> _Short task_
Copy out every line that contains the word "link".

Stored entries:
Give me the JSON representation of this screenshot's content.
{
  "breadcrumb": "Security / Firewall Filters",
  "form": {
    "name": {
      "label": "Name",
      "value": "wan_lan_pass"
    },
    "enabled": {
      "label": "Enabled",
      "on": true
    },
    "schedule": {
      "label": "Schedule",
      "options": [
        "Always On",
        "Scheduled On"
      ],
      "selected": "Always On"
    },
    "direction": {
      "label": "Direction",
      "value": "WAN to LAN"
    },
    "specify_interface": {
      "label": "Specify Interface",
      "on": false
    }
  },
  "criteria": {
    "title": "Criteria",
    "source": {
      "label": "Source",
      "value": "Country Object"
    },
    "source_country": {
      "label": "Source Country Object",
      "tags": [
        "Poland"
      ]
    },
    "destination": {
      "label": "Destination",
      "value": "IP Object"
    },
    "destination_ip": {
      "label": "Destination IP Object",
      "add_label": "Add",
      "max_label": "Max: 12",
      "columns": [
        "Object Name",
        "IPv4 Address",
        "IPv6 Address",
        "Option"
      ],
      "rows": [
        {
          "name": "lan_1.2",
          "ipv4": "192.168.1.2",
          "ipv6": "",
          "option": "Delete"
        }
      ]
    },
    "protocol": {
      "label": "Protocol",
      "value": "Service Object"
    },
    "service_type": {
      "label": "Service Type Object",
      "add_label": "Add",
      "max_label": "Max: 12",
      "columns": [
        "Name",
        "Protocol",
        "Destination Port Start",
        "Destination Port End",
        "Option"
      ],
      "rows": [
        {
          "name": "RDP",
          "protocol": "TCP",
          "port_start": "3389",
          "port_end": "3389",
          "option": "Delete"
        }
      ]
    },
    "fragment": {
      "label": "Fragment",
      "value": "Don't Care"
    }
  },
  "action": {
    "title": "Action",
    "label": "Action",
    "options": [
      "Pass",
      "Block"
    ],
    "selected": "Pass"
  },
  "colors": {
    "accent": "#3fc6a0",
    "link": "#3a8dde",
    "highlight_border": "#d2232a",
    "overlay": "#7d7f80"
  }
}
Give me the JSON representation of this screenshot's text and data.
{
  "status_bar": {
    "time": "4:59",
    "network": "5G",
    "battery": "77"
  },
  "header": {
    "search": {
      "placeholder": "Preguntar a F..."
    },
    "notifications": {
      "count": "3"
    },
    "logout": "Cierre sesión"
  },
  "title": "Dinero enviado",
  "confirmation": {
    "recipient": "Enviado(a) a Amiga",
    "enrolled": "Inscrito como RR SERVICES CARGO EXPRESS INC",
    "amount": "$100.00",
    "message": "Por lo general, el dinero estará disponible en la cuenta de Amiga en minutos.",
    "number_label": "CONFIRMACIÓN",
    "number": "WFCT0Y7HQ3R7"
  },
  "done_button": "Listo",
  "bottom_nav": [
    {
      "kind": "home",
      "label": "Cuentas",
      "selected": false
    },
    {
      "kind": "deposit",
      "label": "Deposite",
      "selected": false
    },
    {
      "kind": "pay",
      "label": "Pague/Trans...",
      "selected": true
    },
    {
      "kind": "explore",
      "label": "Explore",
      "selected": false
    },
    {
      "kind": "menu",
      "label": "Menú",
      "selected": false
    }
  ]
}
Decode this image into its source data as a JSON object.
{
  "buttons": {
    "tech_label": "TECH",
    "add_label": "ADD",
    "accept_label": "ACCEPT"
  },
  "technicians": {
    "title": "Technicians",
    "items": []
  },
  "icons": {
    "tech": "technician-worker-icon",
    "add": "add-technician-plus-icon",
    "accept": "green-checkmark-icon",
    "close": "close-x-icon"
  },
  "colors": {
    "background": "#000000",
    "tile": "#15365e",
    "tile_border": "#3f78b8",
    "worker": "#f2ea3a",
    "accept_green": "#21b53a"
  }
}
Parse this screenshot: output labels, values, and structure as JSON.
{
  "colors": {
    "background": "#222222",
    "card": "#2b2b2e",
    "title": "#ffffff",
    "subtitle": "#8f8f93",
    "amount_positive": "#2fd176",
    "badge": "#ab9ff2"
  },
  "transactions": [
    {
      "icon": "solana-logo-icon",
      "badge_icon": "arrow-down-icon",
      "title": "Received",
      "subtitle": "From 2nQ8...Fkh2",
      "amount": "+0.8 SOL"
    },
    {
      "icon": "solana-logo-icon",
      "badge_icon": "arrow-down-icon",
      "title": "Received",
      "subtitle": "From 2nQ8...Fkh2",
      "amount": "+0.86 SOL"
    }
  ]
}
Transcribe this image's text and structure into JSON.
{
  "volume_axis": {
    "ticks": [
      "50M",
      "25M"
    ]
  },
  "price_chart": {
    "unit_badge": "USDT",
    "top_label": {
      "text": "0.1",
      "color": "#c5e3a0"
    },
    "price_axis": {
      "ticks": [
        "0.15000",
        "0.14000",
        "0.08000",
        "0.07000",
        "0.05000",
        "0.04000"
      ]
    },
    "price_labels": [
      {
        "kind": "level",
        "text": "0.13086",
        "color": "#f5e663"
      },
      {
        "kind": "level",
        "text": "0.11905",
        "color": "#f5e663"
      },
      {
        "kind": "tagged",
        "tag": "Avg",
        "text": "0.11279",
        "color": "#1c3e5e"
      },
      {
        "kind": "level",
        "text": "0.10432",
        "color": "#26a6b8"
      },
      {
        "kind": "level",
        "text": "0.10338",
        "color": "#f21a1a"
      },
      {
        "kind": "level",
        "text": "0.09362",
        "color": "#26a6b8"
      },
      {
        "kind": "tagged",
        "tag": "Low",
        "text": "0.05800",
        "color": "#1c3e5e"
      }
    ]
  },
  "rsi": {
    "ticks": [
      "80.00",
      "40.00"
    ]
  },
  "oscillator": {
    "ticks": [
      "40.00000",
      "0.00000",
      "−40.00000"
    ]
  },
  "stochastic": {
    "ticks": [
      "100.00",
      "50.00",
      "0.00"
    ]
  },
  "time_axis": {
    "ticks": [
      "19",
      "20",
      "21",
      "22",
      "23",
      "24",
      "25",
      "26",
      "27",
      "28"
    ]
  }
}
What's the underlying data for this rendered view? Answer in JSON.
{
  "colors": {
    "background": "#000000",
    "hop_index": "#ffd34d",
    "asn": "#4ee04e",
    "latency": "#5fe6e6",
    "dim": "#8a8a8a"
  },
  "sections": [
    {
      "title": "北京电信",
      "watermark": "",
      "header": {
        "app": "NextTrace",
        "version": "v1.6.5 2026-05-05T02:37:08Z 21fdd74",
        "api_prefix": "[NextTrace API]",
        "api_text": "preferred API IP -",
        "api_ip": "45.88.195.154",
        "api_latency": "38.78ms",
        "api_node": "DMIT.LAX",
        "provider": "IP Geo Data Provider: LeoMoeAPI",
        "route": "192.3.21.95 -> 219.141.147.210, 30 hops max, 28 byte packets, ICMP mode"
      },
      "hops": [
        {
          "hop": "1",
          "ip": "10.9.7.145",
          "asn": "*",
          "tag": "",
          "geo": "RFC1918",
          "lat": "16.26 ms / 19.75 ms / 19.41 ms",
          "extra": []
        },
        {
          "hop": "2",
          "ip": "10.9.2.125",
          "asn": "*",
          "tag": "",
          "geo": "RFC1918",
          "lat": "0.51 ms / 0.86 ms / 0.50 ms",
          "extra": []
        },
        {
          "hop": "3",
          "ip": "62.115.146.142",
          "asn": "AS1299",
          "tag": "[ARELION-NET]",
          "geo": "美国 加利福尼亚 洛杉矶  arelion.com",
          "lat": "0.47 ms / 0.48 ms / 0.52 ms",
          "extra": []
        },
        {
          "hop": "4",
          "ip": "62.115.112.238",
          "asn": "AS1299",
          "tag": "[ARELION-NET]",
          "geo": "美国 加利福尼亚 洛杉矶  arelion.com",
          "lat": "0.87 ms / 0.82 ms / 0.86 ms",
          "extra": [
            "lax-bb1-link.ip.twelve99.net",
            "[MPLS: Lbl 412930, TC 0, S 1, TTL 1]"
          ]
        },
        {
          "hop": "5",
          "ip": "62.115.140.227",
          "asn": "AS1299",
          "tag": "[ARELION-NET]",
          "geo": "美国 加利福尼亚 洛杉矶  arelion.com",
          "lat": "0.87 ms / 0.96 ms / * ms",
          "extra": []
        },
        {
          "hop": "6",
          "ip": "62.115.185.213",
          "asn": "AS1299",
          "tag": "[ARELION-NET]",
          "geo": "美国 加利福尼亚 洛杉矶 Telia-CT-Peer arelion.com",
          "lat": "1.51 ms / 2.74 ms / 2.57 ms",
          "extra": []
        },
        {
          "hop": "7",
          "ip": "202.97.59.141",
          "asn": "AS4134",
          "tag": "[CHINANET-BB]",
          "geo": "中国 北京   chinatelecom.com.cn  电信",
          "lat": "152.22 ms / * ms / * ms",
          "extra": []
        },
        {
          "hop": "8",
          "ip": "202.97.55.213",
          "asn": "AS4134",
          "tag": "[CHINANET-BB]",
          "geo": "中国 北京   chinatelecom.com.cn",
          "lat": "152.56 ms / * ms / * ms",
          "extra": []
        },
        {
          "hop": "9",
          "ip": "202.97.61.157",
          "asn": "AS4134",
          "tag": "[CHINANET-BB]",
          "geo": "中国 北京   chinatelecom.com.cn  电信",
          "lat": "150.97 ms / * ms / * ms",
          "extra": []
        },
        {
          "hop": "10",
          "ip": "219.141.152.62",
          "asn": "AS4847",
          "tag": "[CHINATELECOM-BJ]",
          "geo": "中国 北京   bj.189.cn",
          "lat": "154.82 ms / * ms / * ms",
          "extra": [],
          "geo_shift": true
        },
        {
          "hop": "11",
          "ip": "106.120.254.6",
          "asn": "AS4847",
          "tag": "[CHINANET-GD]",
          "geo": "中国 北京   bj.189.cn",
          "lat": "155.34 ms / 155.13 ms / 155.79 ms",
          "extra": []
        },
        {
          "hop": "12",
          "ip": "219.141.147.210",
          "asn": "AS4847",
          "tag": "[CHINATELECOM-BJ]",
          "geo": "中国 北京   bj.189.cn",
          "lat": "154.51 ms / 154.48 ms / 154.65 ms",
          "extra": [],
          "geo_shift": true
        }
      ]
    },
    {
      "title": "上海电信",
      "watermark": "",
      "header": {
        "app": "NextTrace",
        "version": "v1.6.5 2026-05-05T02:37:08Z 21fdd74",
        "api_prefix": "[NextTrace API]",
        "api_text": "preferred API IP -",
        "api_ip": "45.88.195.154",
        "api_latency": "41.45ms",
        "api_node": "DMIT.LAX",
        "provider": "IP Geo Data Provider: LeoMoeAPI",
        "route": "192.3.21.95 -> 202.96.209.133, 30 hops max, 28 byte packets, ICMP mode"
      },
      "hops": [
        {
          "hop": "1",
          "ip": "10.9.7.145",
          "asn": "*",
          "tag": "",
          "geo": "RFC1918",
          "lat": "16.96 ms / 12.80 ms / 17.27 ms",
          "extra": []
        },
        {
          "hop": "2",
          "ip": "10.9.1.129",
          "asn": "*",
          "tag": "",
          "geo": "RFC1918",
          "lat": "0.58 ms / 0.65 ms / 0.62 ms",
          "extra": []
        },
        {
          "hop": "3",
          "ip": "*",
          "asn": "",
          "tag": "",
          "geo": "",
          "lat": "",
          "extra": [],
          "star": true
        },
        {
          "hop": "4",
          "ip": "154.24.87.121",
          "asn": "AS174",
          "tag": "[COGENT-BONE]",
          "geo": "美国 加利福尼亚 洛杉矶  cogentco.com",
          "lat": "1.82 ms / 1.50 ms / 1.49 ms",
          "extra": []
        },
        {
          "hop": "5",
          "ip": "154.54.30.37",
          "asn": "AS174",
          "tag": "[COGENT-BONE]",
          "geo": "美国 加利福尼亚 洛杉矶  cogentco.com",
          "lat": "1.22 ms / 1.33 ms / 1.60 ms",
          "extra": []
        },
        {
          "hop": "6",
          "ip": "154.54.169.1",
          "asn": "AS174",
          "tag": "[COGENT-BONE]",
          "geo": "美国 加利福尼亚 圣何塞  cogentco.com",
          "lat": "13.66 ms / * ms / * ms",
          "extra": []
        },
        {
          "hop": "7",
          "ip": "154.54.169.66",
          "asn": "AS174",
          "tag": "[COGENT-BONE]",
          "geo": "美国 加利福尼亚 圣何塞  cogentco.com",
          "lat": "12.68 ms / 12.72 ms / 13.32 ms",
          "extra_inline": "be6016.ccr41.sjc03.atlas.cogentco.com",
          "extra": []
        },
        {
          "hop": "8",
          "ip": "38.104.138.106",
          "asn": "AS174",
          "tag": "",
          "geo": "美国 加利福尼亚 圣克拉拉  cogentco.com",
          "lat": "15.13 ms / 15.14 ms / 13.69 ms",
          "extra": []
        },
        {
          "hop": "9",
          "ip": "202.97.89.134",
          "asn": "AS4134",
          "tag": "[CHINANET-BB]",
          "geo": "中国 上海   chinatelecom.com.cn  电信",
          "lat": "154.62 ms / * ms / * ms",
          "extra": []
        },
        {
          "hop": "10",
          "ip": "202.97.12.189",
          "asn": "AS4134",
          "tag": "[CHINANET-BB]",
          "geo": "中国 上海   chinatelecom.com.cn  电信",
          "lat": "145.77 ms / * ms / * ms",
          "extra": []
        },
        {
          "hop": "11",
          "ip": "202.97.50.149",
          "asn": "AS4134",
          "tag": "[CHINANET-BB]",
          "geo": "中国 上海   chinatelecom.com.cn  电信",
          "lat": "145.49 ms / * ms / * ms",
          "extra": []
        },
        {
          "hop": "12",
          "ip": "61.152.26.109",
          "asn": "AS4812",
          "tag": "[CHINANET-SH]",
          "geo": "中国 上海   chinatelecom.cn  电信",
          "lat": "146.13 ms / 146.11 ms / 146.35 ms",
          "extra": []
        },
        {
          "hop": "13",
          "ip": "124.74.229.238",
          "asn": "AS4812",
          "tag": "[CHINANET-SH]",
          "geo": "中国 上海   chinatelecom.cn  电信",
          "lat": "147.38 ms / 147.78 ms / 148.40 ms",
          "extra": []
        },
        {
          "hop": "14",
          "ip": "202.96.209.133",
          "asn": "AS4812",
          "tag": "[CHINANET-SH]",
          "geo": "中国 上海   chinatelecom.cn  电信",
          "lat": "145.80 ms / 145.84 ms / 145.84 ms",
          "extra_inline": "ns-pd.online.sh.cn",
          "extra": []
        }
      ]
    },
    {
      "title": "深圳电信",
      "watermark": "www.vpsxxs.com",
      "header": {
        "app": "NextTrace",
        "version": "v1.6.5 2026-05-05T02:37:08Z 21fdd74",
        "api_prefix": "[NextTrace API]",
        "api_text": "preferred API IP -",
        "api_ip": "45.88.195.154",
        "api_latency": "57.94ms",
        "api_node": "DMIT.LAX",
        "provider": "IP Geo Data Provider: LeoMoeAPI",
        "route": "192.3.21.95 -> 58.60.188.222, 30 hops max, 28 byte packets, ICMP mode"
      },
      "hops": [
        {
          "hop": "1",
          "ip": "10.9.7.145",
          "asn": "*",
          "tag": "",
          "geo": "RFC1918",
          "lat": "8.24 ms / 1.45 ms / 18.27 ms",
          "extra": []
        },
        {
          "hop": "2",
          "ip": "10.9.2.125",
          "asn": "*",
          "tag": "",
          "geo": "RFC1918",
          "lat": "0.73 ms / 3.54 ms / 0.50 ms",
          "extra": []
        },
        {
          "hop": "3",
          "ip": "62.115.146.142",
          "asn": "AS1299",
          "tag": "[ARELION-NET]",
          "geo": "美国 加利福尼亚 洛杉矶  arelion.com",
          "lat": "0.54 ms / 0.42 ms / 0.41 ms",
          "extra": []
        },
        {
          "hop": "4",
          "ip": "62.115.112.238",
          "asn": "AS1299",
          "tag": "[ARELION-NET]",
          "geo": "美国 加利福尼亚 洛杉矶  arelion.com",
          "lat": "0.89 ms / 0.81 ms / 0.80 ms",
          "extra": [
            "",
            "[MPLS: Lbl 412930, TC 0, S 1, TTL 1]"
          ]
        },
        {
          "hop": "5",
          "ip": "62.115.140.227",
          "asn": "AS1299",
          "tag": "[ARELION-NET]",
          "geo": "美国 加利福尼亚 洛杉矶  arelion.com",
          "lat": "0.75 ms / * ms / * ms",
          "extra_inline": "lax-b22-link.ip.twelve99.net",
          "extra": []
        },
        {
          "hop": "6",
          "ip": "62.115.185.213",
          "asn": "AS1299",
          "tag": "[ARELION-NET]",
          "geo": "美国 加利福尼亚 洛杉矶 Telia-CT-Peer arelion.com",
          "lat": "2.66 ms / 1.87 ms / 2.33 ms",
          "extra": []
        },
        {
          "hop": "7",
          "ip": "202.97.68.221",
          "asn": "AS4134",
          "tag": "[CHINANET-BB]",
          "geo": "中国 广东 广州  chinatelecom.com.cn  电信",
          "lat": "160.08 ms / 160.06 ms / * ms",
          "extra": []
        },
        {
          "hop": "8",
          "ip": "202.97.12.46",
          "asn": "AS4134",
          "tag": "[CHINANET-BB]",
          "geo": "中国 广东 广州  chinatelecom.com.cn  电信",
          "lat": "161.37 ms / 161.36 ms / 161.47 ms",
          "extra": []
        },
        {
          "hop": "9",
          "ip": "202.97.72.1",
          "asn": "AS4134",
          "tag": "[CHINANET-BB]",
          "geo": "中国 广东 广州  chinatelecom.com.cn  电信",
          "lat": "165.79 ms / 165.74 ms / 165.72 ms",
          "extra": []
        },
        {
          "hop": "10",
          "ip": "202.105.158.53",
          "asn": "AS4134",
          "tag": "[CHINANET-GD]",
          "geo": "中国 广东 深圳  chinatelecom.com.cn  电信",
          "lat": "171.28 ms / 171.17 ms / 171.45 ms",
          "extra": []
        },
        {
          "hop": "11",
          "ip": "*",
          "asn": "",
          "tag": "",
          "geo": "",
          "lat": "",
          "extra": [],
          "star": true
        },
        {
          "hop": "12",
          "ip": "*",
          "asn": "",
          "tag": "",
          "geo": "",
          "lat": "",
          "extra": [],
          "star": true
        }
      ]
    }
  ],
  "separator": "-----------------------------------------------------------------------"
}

> _Answer for the task_
    "link": "#3a8dde",
            "lax-bb1-link.ip.twelve99.net",
          "extra_inline": "lax-b22-link.ip.twelve99.net",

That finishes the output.